Please report every line from the material that contains the word "lagi".

===== STORED ROWS =====

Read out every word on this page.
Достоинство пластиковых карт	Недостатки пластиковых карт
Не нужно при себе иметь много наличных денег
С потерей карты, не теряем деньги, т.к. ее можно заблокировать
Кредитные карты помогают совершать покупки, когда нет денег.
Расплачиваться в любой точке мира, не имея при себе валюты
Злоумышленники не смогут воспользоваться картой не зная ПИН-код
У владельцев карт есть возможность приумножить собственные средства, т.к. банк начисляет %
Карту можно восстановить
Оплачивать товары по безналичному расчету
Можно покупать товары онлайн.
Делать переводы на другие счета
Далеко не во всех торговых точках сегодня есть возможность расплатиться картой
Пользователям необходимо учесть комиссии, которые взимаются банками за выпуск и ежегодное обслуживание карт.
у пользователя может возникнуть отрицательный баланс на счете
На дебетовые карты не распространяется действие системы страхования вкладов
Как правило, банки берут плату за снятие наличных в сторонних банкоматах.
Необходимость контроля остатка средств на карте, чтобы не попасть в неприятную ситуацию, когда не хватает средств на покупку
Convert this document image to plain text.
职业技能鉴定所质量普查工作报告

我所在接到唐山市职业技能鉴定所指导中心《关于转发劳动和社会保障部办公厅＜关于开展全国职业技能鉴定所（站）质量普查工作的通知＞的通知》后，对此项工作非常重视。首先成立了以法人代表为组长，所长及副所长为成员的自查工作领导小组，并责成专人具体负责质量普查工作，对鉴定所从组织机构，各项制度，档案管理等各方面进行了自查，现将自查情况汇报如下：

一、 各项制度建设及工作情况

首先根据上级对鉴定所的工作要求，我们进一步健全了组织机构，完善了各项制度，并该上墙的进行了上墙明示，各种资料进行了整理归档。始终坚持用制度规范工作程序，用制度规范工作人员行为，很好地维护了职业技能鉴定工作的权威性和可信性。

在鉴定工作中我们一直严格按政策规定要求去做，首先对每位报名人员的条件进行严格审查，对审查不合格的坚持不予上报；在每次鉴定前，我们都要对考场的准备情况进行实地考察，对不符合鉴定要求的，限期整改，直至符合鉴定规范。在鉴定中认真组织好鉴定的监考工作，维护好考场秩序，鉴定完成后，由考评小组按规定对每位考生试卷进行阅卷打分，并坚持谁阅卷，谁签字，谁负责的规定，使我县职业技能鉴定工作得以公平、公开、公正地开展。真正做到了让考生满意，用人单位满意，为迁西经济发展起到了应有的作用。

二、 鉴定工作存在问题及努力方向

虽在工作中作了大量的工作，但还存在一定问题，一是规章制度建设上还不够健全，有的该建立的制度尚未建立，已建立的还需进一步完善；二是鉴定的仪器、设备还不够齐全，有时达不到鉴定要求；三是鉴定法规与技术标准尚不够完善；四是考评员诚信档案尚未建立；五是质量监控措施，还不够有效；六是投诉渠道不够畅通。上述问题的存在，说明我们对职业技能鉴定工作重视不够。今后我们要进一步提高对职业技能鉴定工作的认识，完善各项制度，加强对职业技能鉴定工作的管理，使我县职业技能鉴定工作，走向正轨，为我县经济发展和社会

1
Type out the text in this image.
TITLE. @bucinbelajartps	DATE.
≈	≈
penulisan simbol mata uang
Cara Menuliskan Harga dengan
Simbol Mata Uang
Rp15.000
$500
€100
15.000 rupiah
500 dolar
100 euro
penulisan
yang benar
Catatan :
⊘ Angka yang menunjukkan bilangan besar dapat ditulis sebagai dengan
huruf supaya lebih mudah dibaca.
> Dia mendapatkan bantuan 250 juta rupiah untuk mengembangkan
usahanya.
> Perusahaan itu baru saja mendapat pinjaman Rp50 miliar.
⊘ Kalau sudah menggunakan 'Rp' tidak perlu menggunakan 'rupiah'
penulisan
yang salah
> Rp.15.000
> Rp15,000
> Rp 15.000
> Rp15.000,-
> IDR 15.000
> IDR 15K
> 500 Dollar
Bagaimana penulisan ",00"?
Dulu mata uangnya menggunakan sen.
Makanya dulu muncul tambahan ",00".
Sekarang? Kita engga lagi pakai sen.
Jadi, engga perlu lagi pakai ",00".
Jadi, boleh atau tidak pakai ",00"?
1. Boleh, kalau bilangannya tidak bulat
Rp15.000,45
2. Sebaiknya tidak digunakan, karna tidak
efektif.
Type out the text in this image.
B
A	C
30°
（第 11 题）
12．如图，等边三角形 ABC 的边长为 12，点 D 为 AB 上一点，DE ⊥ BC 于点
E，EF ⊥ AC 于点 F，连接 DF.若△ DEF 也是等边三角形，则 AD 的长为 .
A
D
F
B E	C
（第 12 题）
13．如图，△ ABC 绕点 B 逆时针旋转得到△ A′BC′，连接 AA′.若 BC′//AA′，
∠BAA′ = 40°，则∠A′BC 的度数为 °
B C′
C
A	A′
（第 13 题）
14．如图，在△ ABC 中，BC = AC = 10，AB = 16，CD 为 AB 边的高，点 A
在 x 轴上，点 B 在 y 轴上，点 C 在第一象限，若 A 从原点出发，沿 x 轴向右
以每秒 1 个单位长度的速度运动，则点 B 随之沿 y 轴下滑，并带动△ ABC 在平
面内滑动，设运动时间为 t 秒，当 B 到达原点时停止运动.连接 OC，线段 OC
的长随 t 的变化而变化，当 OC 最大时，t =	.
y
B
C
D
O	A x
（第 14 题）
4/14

=====

RIGHT ANSWER:
Sekarang? Kita engga lagi pakai sen.
Jadi, engga perlu lagi pakai ",00".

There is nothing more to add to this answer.